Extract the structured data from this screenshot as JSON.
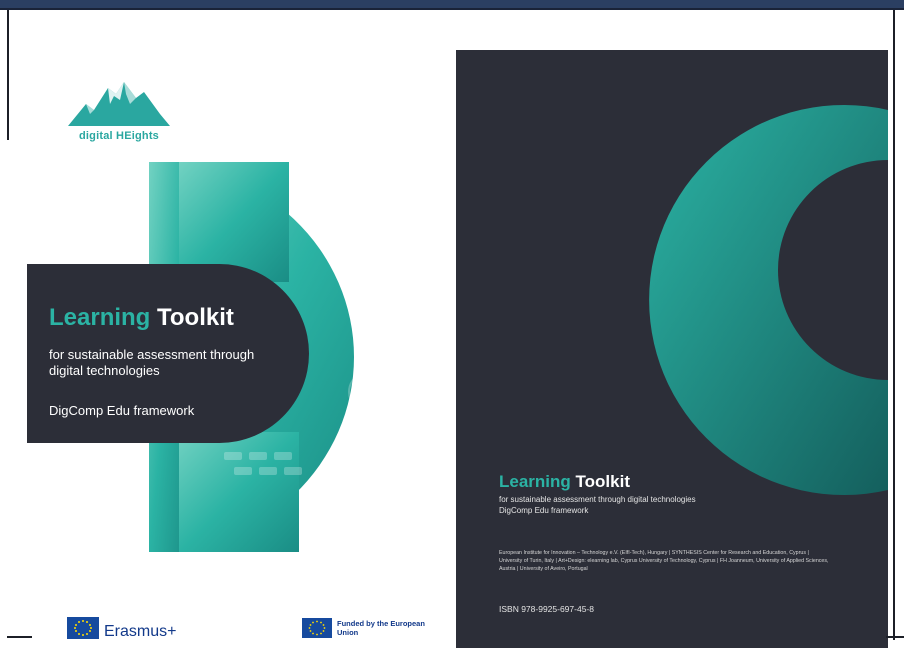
{
  "front_cover": {
    "logo_text": "digital HEights",
    "title_word1": "Learning",
    "title_word2": "Toolkit",
    "subtitle": "for sustainable assessment through digital technologies",
    "framework": "DigComp Edu framework",
    "erasmus_label": "Erasmus+",
    "funded_label": "Funded by the European Union"
  },
  "back_cover": {
    "title_word1": "Learning",
    "title_word2": "Toolkit",
    "subtitle_line1": "for sustainable assessment through digital technologies",
    "subtitle_line2": "DigComp Edu framework",
    "partners": "European Institute for Innovation – Technology e.V. (EIfI-Tech), Hungary | SYNTHESIS Center for Research and Education, Cyprus | University of Turin, Italy | Art+Design: elearning lab, Cyprus University of Technology, Cyprus | FH Joanneum, University of Applied Sciences, Austria | University of Aveiro, Portugal",
    "isbn": "ISBN 978-9925-697-45-8"
  },
  "colors": {
    "teal": "#2bb3a4",
    "dark": "#2c2e38",
    "eu_blue": "#164a9e",
    "eu_star": "#ffdd00"
  }
}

◆ ◆ ◆ ◆ ◆ ◆ ◆

_WHAT IS ASKED_
Write out all the entries again, word for word, and print no images.

_ANSWER FOR THIS EXERCISE_
Extract the structured data from this screenshot as JSON.
{
  "front_cover": {
    "logo_text": "digital HEights",
    "title_word1": "Learning",
    "title_word2": "Toolkit",
    "subtitle": "for sustainable assessment through digital technologies",
    "framework": "DigComp Edu framework",
    "erasmus_label": "Erasmus+",
    "funded_label": "Funded by the European Union"
  },
  "back_cover": {
    "title_word1": "Learning",
    "title_word2": "Toolkit",
    "subtitle_line1": "for sustainable assessment through digital technologies",
    "subtitle_line2": "DigComp Edu framework",
    "partners": "European Institute for Innovation – Technology e.V. (EIfI-Tech), Hungary | SYNTHESIS Center for Research and Education, Cyprus | University of Turin, Italy | Art+Design: elearning lab, Cyprus University of Technology, Cyprus | FH Joanneum, University of Applied Sciences, Austria | University of Aveiro, Portugal",
    "isbn": "ISBN 978-9925-697-45-8"
  },
  "colors": {
    "teal": "#2bb3a4",
    "dark": "#2c2e38",
    "eu_blue": "#164a9e",
    "eu_star": "#ffdd00"
  }
}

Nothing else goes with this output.